# START OF INPUT MATERIAL

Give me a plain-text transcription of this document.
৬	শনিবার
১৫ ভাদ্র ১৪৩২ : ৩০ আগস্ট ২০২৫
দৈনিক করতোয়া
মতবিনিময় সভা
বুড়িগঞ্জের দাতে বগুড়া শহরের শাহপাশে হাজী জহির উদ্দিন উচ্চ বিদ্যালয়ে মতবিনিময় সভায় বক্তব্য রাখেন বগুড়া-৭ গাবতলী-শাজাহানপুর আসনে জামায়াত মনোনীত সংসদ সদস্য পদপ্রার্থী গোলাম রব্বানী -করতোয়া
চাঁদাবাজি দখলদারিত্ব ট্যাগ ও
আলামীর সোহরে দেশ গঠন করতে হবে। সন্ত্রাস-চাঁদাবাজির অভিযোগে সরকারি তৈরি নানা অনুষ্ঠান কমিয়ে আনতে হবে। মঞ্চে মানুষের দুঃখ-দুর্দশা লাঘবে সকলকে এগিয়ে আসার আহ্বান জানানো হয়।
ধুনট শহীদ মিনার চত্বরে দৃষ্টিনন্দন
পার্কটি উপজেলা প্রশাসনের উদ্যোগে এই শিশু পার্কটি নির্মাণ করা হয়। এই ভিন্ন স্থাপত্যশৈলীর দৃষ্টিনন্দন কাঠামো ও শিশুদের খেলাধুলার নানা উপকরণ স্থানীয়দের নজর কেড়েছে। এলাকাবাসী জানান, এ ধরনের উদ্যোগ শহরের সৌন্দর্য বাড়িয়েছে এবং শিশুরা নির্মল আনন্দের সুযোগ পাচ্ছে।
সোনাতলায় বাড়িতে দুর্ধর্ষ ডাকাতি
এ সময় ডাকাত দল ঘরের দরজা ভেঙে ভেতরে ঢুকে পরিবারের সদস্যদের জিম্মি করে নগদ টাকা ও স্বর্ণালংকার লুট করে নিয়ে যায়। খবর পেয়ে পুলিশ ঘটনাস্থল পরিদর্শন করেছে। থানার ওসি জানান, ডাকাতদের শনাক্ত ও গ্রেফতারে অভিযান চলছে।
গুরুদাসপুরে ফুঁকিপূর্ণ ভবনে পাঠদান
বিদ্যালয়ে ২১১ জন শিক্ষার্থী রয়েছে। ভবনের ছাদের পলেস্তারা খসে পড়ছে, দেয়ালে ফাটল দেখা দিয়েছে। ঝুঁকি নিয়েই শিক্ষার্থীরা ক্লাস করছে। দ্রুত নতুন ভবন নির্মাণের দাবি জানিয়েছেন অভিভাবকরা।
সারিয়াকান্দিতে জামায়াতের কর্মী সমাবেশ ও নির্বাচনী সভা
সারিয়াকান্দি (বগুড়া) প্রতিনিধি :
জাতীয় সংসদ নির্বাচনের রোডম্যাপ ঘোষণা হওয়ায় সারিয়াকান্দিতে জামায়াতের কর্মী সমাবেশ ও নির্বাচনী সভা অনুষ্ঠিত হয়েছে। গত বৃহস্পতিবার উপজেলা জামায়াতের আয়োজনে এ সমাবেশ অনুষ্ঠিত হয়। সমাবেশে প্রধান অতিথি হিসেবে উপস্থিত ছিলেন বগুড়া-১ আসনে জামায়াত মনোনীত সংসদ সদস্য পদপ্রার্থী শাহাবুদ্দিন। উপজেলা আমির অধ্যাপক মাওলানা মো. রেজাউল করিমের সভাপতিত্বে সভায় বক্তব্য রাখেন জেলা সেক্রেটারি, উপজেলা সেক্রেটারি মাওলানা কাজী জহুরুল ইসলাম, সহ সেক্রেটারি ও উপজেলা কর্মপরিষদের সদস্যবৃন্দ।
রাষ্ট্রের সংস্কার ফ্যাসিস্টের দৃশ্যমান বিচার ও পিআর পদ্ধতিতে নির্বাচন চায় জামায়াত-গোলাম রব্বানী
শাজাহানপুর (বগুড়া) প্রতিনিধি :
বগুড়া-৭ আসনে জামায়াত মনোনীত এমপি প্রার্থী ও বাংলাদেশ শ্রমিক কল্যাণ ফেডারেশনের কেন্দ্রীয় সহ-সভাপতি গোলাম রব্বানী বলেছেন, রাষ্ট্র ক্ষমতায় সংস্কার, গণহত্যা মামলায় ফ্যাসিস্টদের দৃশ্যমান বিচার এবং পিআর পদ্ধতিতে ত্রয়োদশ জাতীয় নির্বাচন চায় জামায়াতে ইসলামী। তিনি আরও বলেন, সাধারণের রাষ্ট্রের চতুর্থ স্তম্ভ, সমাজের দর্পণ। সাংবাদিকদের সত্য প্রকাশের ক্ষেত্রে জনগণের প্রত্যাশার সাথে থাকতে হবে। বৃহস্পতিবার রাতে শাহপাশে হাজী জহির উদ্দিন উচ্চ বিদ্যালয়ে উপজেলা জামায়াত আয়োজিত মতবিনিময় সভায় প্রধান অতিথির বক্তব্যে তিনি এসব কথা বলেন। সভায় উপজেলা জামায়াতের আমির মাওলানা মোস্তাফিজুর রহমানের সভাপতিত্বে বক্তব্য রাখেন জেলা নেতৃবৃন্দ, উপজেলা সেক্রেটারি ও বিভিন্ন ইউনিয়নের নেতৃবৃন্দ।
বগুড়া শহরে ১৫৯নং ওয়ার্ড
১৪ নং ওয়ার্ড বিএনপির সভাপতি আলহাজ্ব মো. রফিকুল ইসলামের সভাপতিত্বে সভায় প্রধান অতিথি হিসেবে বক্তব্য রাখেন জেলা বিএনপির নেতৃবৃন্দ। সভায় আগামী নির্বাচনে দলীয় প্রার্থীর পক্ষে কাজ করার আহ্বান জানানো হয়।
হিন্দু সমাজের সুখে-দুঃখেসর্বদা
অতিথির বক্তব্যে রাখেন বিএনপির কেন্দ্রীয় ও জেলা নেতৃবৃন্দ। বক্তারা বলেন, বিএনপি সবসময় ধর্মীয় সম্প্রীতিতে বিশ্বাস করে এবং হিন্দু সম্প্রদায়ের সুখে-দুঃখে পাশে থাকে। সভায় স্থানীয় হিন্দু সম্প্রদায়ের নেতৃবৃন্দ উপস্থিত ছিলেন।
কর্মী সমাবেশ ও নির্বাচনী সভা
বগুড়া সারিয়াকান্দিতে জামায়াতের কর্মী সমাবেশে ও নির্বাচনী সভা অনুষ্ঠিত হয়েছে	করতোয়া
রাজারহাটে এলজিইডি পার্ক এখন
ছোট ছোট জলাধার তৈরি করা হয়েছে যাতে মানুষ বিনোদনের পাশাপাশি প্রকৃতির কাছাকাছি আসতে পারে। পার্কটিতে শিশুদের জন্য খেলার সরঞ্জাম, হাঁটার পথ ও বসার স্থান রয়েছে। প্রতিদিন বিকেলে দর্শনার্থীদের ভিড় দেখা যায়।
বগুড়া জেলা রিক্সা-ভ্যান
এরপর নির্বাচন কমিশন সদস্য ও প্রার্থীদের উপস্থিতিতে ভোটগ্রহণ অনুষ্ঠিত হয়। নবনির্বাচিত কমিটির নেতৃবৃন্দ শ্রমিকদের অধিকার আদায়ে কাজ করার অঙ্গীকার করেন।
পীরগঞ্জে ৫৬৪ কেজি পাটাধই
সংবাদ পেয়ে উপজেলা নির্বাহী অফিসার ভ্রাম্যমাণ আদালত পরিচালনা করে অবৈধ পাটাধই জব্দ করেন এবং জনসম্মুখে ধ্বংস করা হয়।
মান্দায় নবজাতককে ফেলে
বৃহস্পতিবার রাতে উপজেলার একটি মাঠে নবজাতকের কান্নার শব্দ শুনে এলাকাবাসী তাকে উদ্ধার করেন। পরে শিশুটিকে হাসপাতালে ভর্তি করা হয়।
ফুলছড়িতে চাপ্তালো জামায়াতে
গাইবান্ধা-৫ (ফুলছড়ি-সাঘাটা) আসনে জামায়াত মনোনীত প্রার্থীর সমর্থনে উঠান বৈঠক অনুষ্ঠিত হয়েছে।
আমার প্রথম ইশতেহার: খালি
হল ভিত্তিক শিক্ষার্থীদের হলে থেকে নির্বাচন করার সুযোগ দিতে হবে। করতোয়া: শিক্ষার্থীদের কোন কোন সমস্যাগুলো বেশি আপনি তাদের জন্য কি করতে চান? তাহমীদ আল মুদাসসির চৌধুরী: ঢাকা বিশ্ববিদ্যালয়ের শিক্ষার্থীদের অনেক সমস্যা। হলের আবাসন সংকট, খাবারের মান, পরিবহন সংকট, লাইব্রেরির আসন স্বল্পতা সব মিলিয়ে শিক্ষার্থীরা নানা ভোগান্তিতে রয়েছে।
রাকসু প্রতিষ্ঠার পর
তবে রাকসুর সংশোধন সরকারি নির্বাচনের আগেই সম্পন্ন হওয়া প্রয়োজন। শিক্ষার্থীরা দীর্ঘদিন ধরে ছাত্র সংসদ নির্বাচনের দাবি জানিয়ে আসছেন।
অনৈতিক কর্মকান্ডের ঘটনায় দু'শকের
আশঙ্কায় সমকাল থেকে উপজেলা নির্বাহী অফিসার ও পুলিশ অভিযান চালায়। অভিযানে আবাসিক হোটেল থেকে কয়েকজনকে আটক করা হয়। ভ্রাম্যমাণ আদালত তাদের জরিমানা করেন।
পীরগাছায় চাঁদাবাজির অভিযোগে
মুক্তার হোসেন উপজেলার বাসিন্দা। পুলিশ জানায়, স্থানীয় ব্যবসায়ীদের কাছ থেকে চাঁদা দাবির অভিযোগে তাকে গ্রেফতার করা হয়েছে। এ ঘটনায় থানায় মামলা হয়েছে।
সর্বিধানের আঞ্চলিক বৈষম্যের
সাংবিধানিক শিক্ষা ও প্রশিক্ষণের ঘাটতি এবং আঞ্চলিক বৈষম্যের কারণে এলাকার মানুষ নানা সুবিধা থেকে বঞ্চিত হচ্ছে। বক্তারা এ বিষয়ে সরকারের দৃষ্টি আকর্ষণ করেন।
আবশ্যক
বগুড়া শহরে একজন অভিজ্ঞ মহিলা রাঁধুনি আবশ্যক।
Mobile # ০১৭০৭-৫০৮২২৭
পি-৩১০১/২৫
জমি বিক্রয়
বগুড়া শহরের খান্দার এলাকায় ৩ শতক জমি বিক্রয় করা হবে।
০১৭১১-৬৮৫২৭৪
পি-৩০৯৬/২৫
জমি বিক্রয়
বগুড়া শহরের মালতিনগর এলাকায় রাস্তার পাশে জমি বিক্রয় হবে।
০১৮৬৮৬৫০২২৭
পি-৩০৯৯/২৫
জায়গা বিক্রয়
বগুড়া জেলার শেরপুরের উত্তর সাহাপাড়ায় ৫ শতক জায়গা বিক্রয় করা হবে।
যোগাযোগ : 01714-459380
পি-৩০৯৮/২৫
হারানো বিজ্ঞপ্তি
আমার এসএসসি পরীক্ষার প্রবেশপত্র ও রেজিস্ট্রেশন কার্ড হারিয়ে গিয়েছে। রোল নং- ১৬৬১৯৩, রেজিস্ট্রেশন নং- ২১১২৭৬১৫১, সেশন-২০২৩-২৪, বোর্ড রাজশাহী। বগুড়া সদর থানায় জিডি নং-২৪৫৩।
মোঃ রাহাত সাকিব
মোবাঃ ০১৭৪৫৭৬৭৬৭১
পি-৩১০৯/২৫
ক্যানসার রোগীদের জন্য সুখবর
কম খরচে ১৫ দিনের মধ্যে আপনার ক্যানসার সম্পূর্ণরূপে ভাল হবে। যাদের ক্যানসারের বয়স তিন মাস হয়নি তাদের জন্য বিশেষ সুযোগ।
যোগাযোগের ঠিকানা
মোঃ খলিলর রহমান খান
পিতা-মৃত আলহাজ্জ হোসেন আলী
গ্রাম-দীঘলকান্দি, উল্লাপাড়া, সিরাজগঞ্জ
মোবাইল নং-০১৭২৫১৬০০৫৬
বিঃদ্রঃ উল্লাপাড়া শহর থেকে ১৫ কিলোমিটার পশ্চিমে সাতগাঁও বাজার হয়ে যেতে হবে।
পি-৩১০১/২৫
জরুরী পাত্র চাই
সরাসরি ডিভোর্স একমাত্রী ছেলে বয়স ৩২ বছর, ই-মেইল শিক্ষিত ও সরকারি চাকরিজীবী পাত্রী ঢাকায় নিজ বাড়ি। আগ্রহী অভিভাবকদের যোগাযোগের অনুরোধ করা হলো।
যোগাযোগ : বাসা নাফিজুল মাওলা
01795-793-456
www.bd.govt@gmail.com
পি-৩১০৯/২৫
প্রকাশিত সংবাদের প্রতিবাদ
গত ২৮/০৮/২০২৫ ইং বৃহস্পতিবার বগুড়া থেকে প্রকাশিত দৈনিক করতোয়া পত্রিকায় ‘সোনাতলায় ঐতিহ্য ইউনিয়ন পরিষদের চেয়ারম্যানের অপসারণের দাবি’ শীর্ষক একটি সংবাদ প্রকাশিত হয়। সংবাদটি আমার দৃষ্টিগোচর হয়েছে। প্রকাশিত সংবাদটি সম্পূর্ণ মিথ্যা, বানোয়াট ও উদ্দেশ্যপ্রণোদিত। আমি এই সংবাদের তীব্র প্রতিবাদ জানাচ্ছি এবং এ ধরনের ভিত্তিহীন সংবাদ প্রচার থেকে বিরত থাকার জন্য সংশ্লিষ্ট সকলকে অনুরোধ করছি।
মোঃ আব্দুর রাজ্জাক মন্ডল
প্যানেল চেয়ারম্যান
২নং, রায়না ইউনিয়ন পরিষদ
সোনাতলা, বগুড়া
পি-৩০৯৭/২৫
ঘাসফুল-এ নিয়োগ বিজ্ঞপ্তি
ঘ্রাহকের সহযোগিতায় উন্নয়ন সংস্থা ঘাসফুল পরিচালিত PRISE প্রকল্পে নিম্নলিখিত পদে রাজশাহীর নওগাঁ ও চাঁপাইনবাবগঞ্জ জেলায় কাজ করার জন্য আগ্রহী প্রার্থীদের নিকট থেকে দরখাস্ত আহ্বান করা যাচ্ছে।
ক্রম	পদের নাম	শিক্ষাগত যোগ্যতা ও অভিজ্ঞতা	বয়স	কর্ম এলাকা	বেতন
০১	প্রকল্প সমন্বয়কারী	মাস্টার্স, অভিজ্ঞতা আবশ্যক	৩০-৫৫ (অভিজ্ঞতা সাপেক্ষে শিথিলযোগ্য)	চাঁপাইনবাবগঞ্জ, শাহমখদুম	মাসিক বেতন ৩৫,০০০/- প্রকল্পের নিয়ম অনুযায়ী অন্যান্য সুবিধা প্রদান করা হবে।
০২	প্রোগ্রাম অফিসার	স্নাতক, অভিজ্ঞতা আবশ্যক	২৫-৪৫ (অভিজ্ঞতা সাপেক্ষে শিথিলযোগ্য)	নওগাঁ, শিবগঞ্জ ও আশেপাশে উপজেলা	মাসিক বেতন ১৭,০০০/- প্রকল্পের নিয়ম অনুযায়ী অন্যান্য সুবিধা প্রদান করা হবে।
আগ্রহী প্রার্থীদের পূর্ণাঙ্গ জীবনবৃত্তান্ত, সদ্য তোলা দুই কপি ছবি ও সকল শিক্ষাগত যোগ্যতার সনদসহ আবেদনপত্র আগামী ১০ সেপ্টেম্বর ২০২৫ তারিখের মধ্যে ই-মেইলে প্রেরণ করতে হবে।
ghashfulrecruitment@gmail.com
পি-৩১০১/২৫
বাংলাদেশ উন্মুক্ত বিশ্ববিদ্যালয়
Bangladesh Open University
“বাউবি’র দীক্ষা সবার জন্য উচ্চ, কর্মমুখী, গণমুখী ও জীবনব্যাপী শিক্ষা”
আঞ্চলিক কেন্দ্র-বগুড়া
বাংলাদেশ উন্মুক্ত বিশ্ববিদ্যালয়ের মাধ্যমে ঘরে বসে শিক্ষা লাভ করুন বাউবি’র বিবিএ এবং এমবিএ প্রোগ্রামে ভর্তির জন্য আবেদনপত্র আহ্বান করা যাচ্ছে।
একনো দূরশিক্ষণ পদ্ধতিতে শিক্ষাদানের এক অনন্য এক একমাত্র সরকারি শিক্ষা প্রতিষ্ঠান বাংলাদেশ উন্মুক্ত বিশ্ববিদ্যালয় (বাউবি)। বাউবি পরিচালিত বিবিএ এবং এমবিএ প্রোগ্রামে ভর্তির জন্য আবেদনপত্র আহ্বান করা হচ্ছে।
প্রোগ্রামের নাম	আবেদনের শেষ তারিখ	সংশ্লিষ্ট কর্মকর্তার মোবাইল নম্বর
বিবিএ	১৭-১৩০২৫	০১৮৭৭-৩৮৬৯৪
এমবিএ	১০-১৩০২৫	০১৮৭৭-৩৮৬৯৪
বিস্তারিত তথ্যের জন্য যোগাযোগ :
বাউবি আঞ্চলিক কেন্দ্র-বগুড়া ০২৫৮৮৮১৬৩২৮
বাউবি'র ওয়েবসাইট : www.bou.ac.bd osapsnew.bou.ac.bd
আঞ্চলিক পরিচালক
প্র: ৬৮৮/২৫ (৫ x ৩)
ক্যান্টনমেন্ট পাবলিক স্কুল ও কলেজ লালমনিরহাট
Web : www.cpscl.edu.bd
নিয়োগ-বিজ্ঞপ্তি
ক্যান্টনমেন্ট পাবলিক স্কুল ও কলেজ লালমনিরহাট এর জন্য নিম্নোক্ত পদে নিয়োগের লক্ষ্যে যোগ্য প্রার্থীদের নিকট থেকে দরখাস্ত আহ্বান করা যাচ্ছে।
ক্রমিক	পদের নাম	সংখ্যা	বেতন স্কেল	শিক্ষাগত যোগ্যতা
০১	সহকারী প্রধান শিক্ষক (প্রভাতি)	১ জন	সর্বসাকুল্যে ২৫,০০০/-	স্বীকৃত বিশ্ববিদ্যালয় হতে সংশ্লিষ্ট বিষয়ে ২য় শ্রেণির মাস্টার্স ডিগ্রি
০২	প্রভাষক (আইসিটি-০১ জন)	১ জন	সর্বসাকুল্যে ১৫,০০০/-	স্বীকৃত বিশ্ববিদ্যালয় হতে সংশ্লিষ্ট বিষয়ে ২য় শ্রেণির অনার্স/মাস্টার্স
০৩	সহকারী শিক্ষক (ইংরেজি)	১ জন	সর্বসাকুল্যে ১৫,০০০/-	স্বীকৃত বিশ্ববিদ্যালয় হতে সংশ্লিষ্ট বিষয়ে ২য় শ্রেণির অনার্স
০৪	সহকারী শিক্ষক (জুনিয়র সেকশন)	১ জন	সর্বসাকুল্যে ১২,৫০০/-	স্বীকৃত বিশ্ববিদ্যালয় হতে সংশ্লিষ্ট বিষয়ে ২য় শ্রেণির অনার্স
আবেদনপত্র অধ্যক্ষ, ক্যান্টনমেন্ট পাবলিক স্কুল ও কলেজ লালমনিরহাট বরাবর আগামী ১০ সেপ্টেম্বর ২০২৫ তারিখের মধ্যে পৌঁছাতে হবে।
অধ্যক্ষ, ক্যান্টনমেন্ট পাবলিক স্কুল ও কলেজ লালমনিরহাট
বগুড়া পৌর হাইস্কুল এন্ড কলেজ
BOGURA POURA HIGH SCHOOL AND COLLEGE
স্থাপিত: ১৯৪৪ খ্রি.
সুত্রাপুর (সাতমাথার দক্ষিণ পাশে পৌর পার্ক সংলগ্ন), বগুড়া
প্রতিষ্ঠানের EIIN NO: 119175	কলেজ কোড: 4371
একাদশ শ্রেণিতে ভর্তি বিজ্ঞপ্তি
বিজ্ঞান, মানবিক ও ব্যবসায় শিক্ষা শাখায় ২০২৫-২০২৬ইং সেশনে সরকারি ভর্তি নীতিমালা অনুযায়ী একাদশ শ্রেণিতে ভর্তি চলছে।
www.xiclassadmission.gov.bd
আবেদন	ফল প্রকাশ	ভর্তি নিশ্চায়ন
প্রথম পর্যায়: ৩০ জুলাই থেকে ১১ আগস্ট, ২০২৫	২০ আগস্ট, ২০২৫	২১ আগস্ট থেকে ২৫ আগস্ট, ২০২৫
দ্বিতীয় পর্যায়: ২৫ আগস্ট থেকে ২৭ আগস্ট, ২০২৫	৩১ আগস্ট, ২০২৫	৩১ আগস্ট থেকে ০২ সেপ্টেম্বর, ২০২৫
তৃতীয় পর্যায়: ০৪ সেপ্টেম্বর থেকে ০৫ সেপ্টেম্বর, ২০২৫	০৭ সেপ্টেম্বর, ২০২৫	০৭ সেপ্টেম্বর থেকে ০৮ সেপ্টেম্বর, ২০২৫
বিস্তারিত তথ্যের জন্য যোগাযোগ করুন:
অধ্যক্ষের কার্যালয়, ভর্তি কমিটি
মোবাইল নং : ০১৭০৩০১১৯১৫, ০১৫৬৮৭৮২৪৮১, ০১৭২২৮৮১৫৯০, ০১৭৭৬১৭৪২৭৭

# END OF INPUT MATERIAL

▸ WHAT YOU NEED TO DO
Filter the records down to the lines that contain the string "দনপত", and copy those lines.

▸ RESULT OF THIS TASK
আগ্রহী প্রার্থীদের পূর্ণাঙ্গ জীবনবৃত্তান্ত, সদ্য তোলা দুই কপি ছবি ও সকল শিক্ষাগত যোগ্যতার সনদসহ আবেদনপত্র আগামী ১০ সেপ্টেম্বর ২০২৫ তারিখের মধ্যে ই-মেইলে প্রেরণ করতে হবে।
বাংলাদেশ উন্মুক্ত বিশ্ববিদ্যালয়ের মাধ্যমে ঘরে বসে শিক্ষা লাভ করুন বাউবি’র বিবিএ এবং এমবিএ প্রোগ্রামে ভর্তির জন্য আবেদনপত্র আহ্বান করা যাচ্ছে।
একনো দূরশিক্ষণ পদ্ধতিতে শিক্ষাদানের এক অনন্য এক একমাত্র সরকারি শিক্ষা প্রতিষ্ঠান বাংলাদেশ উন্মুক্ত বিশ্ববিদ্যালয় (বাউবি)। বাউবি পরিচালিত বিবিএ এবং এমবিএ প্রোগ্রামে ভর্তির জন্য আবেদনপত্র আহ্বান করা হচ্ছে।
আবেদনপত্র অধ্যক্ষ, ক্যান্টনমেন্ট পাবলিক স্কুল ও কলেজ লালমনিরহাট বরাবর আগামী ১০ সেপ্টেম্বর ২০২৫ তারিখের মধ্যে পৌঁছাতে হবে।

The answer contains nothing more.